─── PROVIDED RECORDS ───

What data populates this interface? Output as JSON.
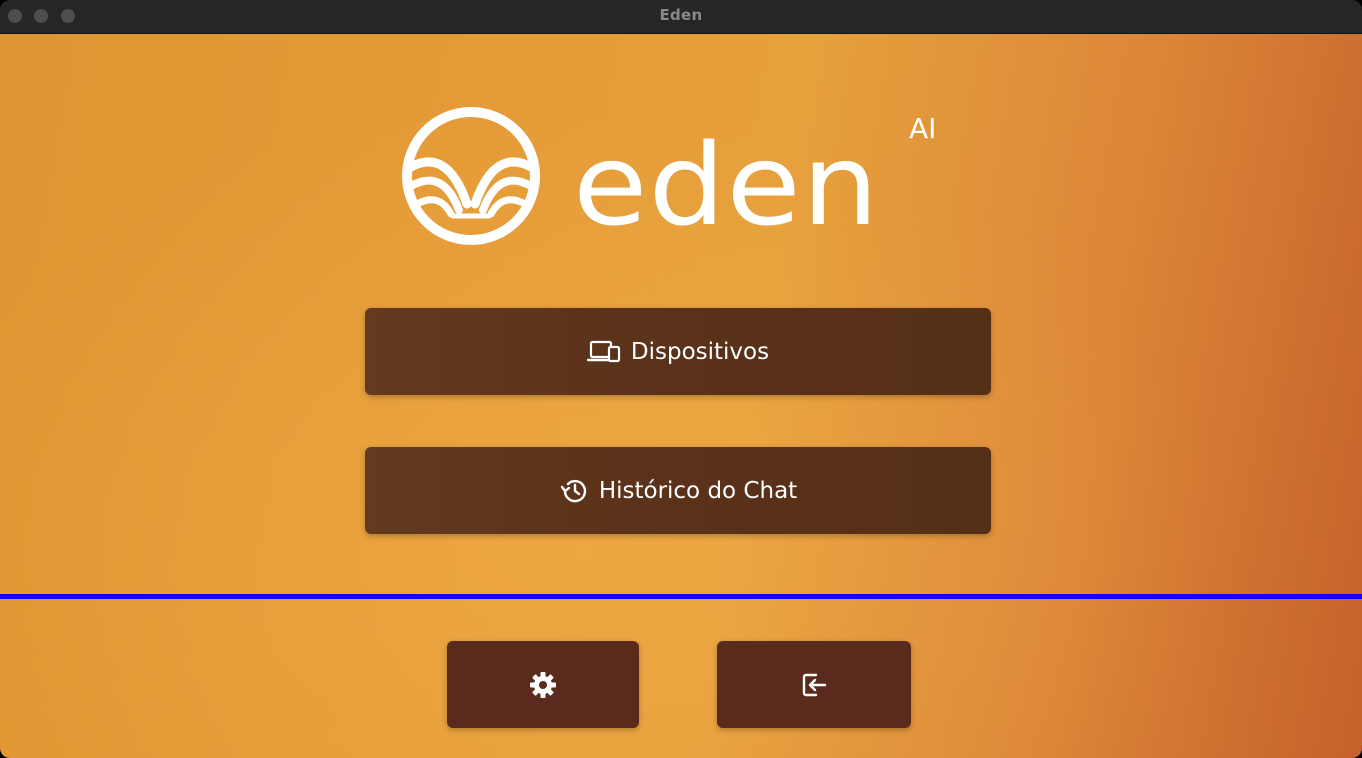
{
  "window": {
    "title": "Eden"
  },
  "logo": {
    "wordmark": "eden",
    "superscript": "AI"
  },
  "menu": {
    "devices_label": "Dispositivos",
    "history_label": "Histórico do Chat"
  },
  "icons": {
    "devices": "devices-icon",
    "history": "history-icon",
    "settings": "gear-icon",
    "logout": "logout-icon"
  },
  "colors": {
    "button": "#5a3119",
    "divider": "#1400ff",
    "background_start": "#e09433",
    "background_end": "#c4612a"
  }
}
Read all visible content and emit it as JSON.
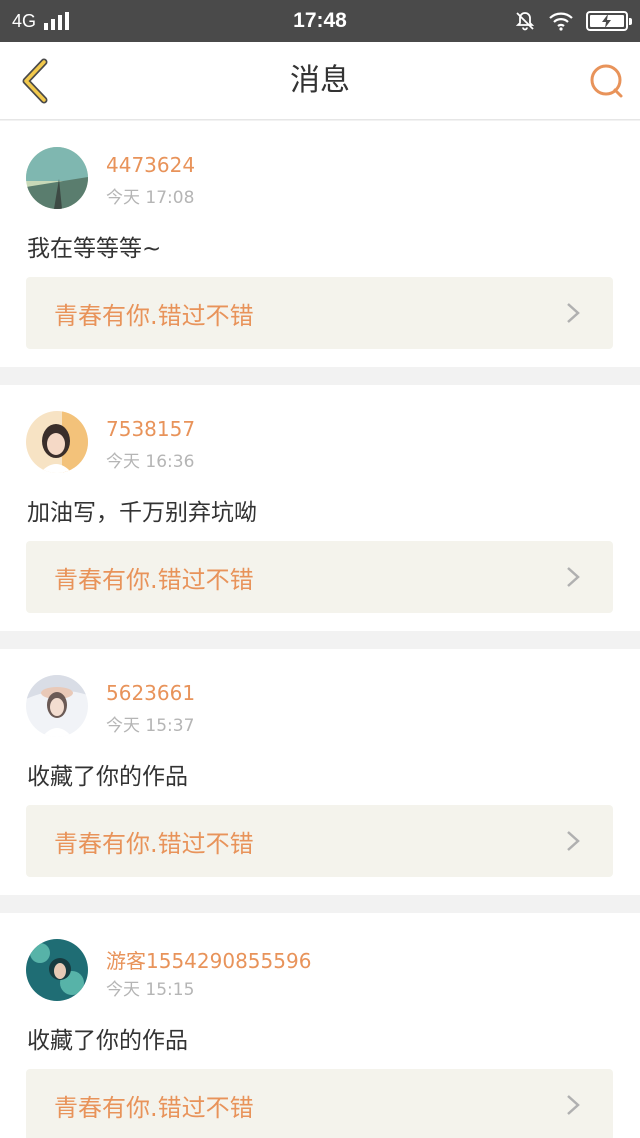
{
  "status_bar": {
    "network": "4G",
    "time": "17:48"
  },
  "header": {
    "title": "消息"
  },
  "messages": [
    {
      "username": "4473624",
      "time": "今天 17:08",
      "text": "我在等等等~",
      "work_title": "青春有你.错过不错",
      "avatar_colors": [
        "#7fb7b0",
        "#c8d9b8",
        "#5a7d6e"
      ]
    },
    {
      "username": "7538157",
      "time": "今天 16:36",
      "text": "加油写，千万别弃坑呦",
      "work_title": "青春有你.错过不错",
      "avatar_colors": [
        "#f3c27a",
        "#f7e3c4",
        "#3a2e2a"
      ]
    },
    {
      "username": "5623661",
      "time": "今天 15:37",
      "text": "收藏了你的作品",
      "work_title": "青春有你.错过不错",
      "avatar_colors": [
        "#d9dde6",
        "#f1f3f7",
        "#6b5a55"
      ]
    },
    {
      "username": "游客1554290855596",
      "time": "今天 15:15",
      "text": "收藏了你的作品",
      "work_title": "青春有你.错过不错",
      "avatar_colors": [
        "#1f6d74",
        "#57b3a8",
        "#173a3f"
      ]
    }
  ],
  "colors": {
    "accent": "#e8935a",
    "back_icon": "#f2c94c",
    "status_bar": "#4a4a4a"
  }
}
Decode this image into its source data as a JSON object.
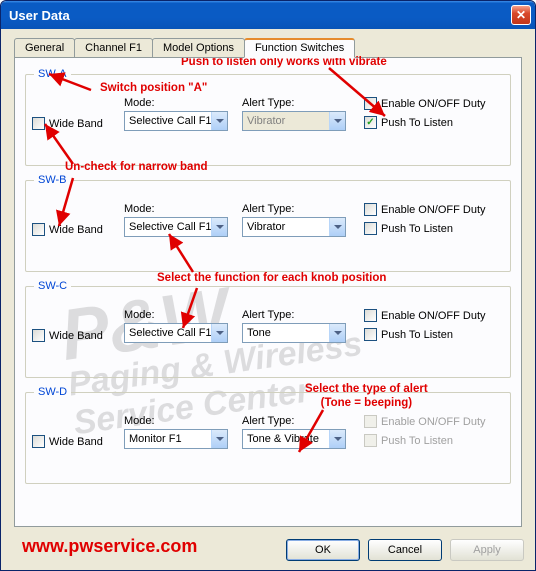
{
  "window": {
    "title": "User Data"
  },
  "tabs": [
    "General",
    "Channel F1",
    "Model Options",
    "Function Switches"
  ],
  "active_tab": 3,
  "labels": {
    "mode": "Mode:",
    "alert": "Alert Type:",
    "wide_band": "Wide Band",
    "enable_duty": "Enable ON/OFF Duty",
    "push_listen": "Push To Listen"
  },
  "switches": [
    {
      "id": "SW-A",
      "wide_band": false,
      "mode": "Selective Call F1",
      "alert": "Vibrator",
      "alert_enabled": false,
      "enable_duty": false,
      "push_listen": true,
      "opts_enabled": true
    },
    {
      "id": "SW-B",
      "wide_band": false,
      "mode": "Selective Call F1",
      "alert": "Vibrator",
      "alert_enabled": true,
      "enable_duty": false,
      "push_listen": false,
      "opts_enabled": true
    },
    {
      "id": "SW-C",
      "wide_band": false,
      "mode": "Selective Call F1",
      "alert": "Tone",
      "alert_enabled": true,
      "enable_duty": false,
      "push_listen": false,
      "opts_enabled": true
    },
    {
      "id": "SW-D",
      "wide_band": false,
      "mode": "Monitor F1",
      "alert": "Tone & Vibrate",
      "alert_enabled": true,
      "enable_duty": false,
      "push_listen": false,
      "opts_enabled": false
    }
  ],
  "buttons": {
    "ok": "OK",
    "cancel": "Cancel",
    "apply": "Apply"
  },
  "annotations": {
    "a1": "Push to listen only works with vibrate",
    "a2": "Switch position \"A\"",
    "a3": "Un-check for narrow band",
    "a4": "Select the function for each knob position",
    "a5": "Select the type of alert\n(Tone = beeping)"
  },
  "url": "www.pwservice.com",
  "watermark": {
    "line1": "P&W",
    "line2": "Paging & Wireless",
    "line3": "Service Center"
  }
}
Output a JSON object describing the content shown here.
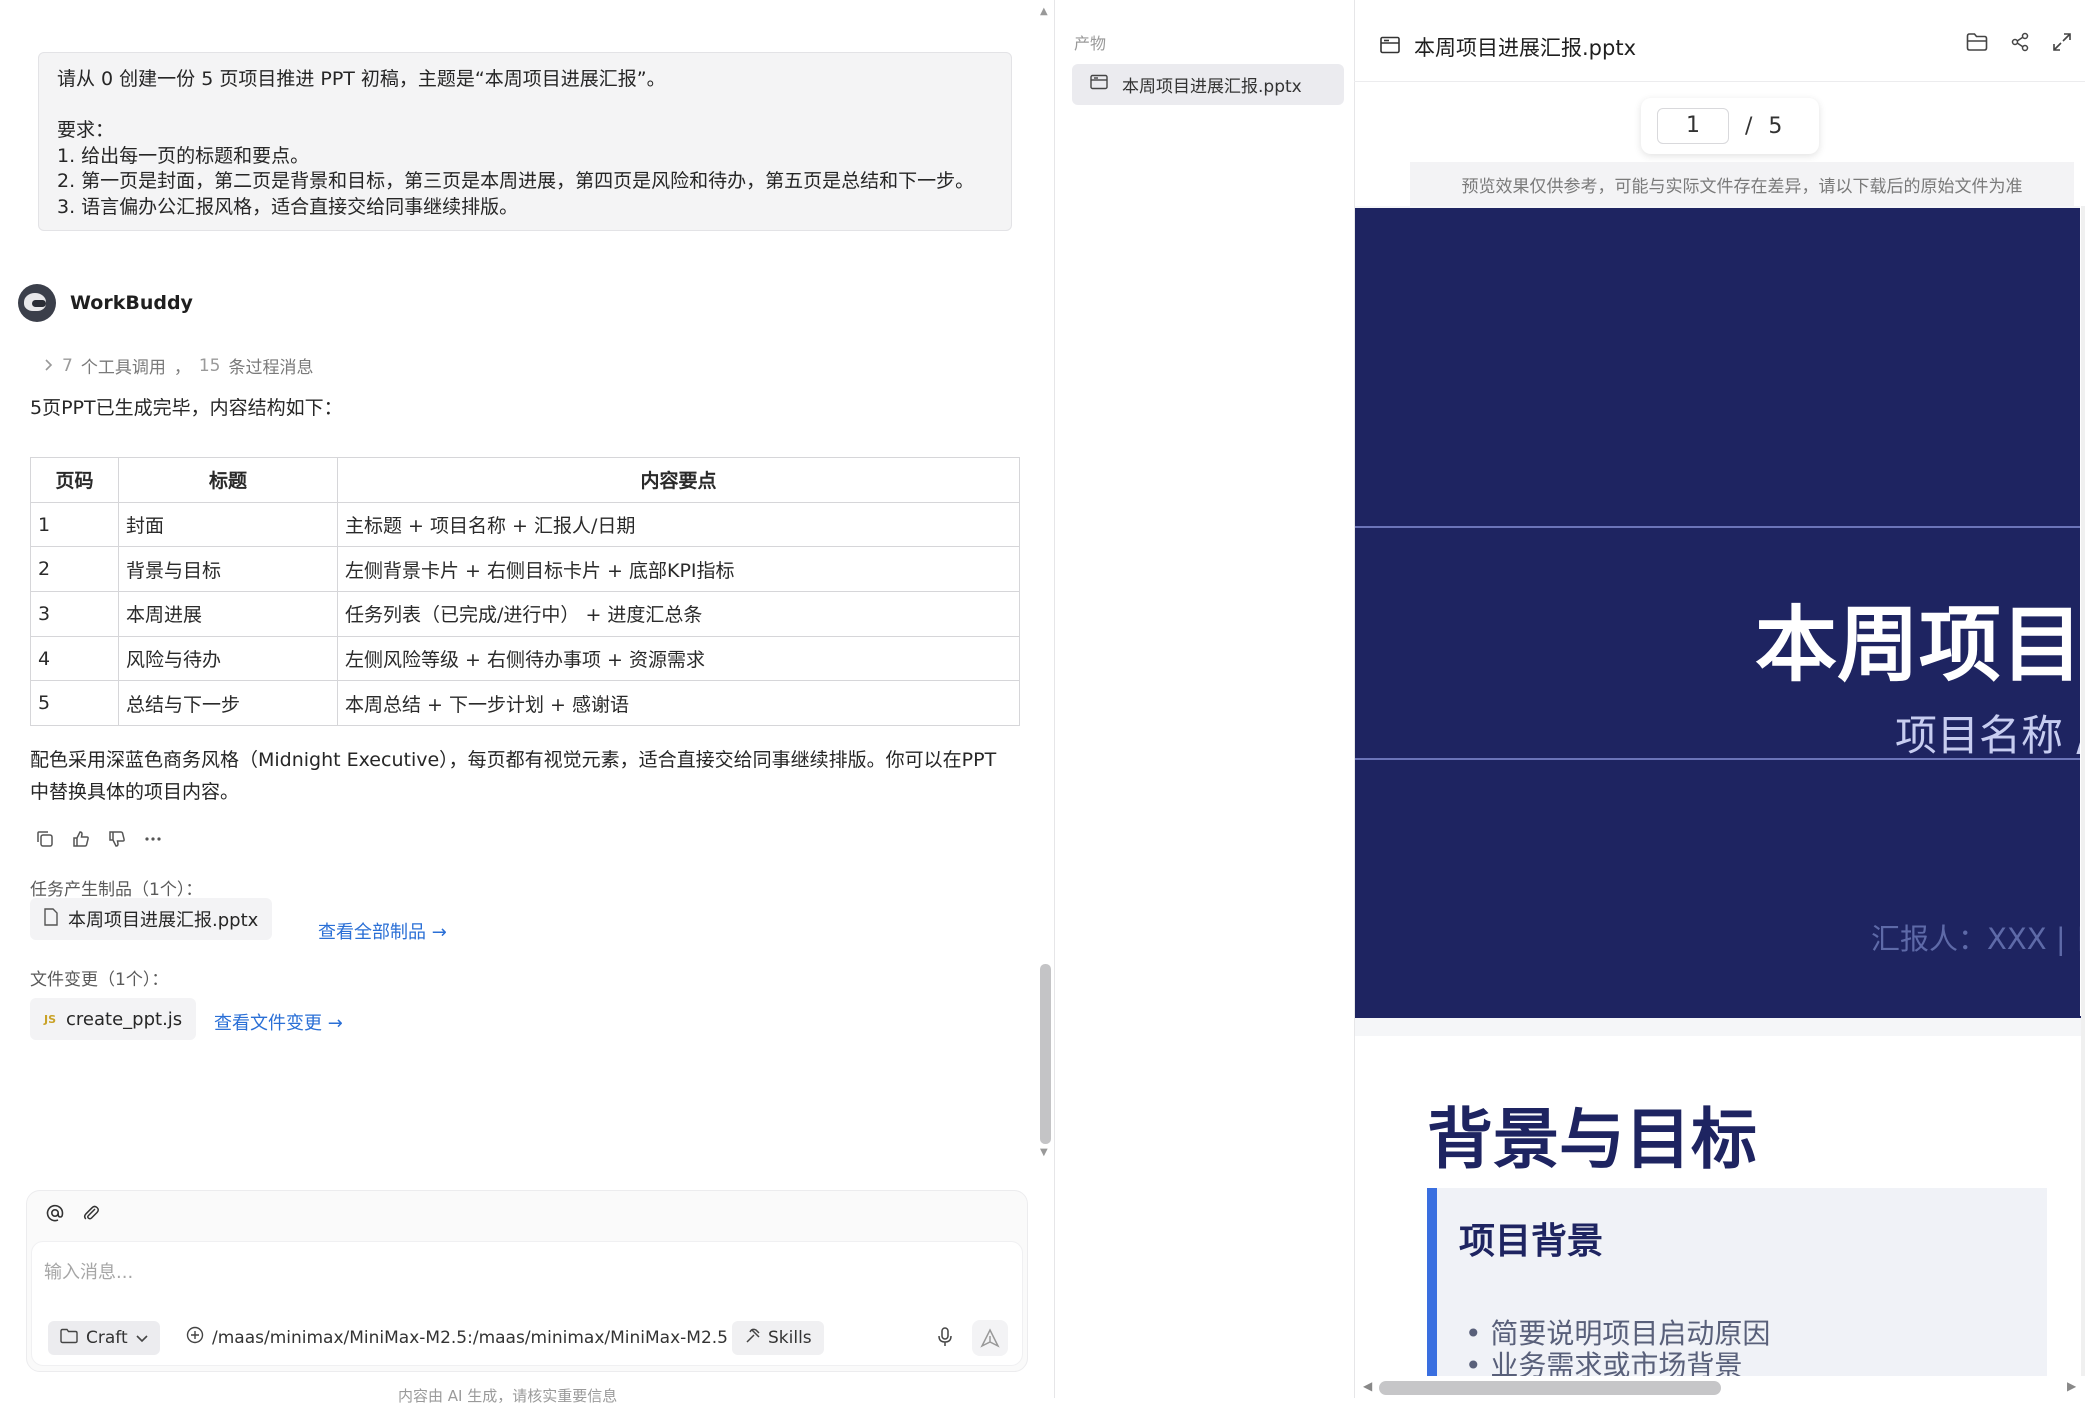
{
  "user_message": {
    "lines": [
      "请从 0 创建一份 5 页项目推进 PPT 初稿，主题是“本周项目进展汇报”。",
      "",
      "要求：",
      "1. 给出每一页的标题和要点。",
      "2. 第一页是封面，第二页是背景和目标，第三页是本周进展，第四页是风险和待办，第五页是总结和下一步。",
      "3. 语言偏办公汇报风格，适合直接交给同事继续排版。"
    ]
  },
  "bot": {
    "name": "WorkBuddy",
    "process": {
      "tool_count": "7",
      "tool_label": "个工具调用",
      "sep": "，",
      "msg_count": "15",
      "msg_label": "条过程消息"
    },
    "intro": "5页PPT已生成完毕，内容结构如下：",
    "table": {
      "headers": [
        "页码",
        "标题",
        "内容要点"
      ],
      "rows": [
        [
          "1",
          "封面",
          "主标题 + 项目名称 + 汇报人/日期"
        ],
        [
          "2",
          "背景与目标",
          "左侧背景卡片 + 右侧目标卡片 + 底部KPI指标"
        ],
        [
          "3",
          "本周进展",
          "任务列表（已完成/进行中） + 进度汇总条"
        ],
        [
          "4",
          "风险与待办",
          "左侧风险等级 + 右侧待办事项 + 资源需求"
        ],
        [
          "5",
          "总结与下一步",
          "本周总结 + 下一步计划 + 感谢语"
        ]
      ]
    },
    "summary_line1": "配色采用深蓝色商务风格（Midnight Executive），每页都有视觉元素，适合直接交给同事继续排版。你可以在PPT",
    "summary_line2": "中替换具体的项目内容。",
    "artifacts_label": "任务产生制品（1个）：",
    "artifact_file": "本周项目进展汇报.pptx",
    "artifacts_link": "查看全部制品 →",
    "changes_label": "文件变更（1个）：",
    "change_file_badge": "JS",
    "change_file": "create_ppt.js",
    "changes_link": "查看文件变更 →"
  },
  "composer": {
    "placeholder": "输入消息...",
    "mode": "Craft",
    "model": "/maas/minimax/MiniMax-M2.5:/maas/minimax/MiniMax-M2.5",
    "skills": "Skills",
    "disclaimer": "内容由 AI 生成，请核实重要信息"
  },
  "artifacts_panel": {
    "label": "产物",
    "item": "本周项目进展汇报.pptx"
  },
  "preview": {
    "title": "本周项目进展汇报.pptx",
    "page_current": "1",
    "page_sep": "/",
    "page_total": "5",
    "note": "预览效果仅供参考，可能与实际文件存在差异，请以下载后的原始文件为准",
    "slide1": {
      "title": "本周项目进展汇报",
      "subtitle": "项目名称 / 项目编号",
      "reporter": "汇报人：XXX | 日期：XXXX"
    },
    "slide2": {
      "title": "背景与目标",
      "card_title": "项目背景",
      "bullet1": "• 简要说明项目启动原因",
      "bullet2": "• 业务需求或市场背景"
    }
  },
  "colors": {
    "slide_bg": "#1e2461",
    "accent_blue": "#3a6fe0",
    "link": "#2a6fd6"
  }
}
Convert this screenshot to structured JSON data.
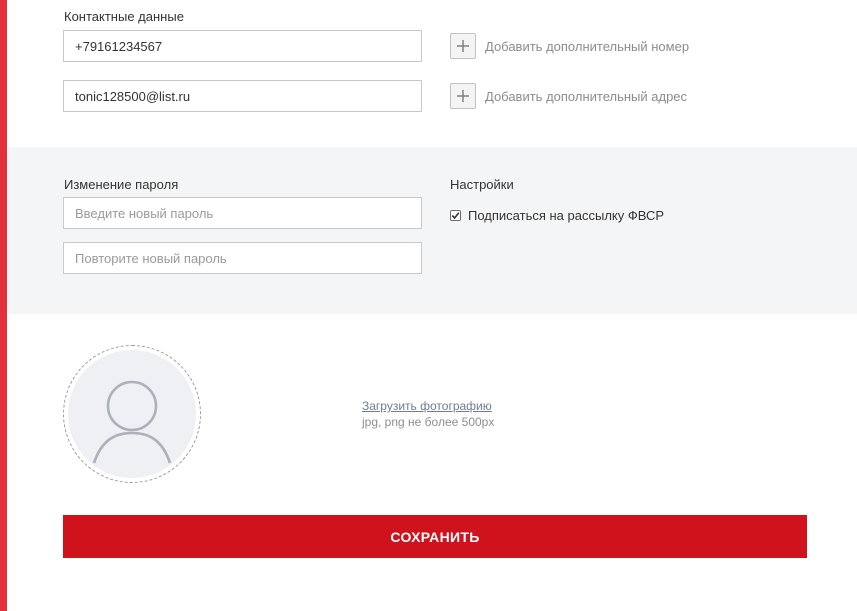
{
  "colors": {
    "accent": "#e0313d",
    "save_button": "#d0121d",
    "band": "#f4f5f6",
    "link": "#6f7d91"
  },
  "contacts": {
    "label": "Контактные данные",
    "phone_value": "+79161234567",
    "add_phone_label": "Добавить дополнительный номер",
    "email_value": "tonic128500@list.ru",
    "add_email_label": "Добавить дополнительный адрес",
    "add_icon": "plus-icon"
  },
  "password": {
    "label": "Изменение пароля",
    "new_placeholder": "Введите новый пароль",
    "repeat_placeholder": "Повторите новый пароль"
  },
  "settings": {
    "label": "Настройки",
    "subscribe_label": "Подписаться на рассылку ФВСР",
    "subscribe_checked": true
  },
  "photo": {
    "avatar_icon": "user-placeholder-icon",
    "upload_link": "Загрузить фотографию",
    "upload_hint": "jpg, png не более 500px"
  },
  "actions": {
    "save_label": "СОХРАНИТЬ"
  }
}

───

> [EXERCISE TASK]
Find the word "Tone" in the data and show each line that holds it.

> [WRITTEN RESPONSE]
      "alert": "Tone",
      "alert": "Tone & Vibrate",
    "a5": "Select the type of alert\n(Tone = beeping)"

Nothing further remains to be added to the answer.